### Goal
Tell how many lines have the string "passivo" in them, and write nothing besides the number.

* BEGIN Given data *

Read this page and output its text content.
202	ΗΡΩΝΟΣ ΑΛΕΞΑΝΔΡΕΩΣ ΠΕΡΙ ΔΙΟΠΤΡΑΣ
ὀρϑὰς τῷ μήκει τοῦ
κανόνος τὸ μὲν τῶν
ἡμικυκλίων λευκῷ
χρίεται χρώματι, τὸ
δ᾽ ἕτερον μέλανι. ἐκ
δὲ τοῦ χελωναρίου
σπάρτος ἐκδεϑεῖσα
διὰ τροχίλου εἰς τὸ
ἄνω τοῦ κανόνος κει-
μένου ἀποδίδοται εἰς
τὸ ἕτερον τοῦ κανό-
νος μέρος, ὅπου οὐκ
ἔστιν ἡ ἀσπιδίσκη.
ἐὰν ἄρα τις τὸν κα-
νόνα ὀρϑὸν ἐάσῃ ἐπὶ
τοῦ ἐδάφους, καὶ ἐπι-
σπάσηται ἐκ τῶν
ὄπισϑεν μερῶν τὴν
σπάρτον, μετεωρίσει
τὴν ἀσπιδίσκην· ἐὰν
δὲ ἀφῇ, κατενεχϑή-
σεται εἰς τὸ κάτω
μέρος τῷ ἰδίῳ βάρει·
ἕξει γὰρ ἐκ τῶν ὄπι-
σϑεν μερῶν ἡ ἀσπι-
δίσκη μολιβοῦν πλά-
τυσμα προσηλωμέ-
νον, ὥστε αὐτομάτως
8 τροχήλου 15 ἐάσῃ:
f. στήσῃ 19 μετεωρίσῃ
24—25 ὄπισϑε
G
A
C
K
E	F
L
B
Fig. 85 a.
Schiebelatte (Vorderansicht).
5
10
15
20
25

* END Given data *
* BEGIN Given data *

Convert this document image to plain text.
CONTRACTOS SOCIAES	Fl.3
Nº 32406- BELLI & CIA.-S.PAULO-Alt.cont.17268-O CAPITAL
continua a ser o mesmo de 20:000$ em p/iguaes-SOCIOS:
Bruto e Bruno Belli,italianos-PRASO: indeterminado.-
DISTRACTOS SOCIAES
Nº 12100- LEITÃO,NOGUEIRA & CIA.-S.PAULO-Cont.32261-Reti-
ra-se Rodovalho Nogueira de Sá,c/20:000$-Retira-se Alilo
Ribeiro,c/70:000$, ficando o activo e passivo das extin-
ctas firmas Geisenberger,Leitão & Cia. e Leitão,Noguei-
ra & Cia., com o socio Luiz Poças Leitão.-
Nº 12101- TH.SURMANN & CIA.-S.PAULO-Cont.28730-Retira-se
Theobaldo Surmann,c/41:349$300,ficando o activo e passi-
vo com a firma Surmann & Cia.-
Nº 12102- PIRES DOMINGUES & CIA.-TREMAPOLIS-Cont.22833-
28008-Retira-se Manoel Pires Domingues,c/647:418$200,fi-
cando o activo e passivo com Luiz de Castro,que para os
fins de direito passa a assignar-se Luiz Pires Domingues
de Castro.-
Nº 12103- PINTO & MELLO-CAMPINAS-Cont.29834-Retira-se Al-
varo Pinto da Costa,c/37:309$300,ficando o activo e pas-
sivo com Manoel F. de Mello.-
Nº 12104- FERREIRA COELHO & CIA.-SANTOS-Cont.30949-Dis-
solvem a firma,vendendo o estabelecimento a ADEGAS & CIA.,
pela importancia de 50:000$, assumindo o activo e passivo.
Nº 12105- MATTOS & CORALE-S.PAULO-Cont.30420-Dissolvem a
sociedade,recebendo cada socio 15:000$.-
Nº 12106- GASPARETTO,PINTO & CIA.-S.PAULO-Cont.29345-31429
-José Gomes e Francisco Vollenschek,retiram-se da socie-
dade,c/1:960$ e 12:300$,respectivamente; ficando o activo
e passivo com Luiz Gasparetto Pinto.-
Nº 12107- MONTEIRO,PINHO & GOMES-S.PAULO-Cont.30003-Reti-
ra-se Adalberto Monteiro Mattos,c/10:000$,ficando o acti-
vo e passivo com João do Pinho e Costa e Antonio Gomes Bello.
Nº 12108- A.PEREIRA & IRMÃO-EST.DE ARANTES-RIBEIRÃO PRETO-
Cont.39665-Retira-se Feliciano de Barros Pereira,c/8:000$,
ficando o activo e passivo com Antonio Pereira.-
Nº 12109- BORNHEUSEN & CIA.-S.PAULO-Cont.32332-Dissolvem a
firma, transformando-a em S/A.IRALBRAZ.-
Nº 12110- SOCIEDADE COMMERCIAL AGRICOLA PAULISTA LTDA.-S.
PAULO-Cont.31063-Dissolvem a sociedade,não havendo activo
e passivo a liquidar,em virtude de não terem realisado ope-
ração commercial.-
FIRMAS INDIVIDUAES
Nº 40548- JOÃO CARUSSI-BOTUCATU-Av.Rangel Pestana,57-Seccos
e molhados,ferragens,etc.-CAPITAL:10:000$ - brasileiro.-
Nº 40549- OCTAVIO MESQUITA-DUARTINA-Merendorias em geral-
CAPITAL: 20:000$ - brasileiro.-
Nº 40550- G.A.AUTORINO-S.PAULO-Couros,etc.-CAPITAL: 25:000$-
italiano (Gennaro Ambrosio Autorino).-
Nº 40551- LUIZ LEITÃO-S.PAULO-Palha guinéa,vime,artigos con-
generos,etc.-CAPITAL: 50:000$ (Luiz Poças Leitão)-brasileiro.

* END Given data *

### Full response
7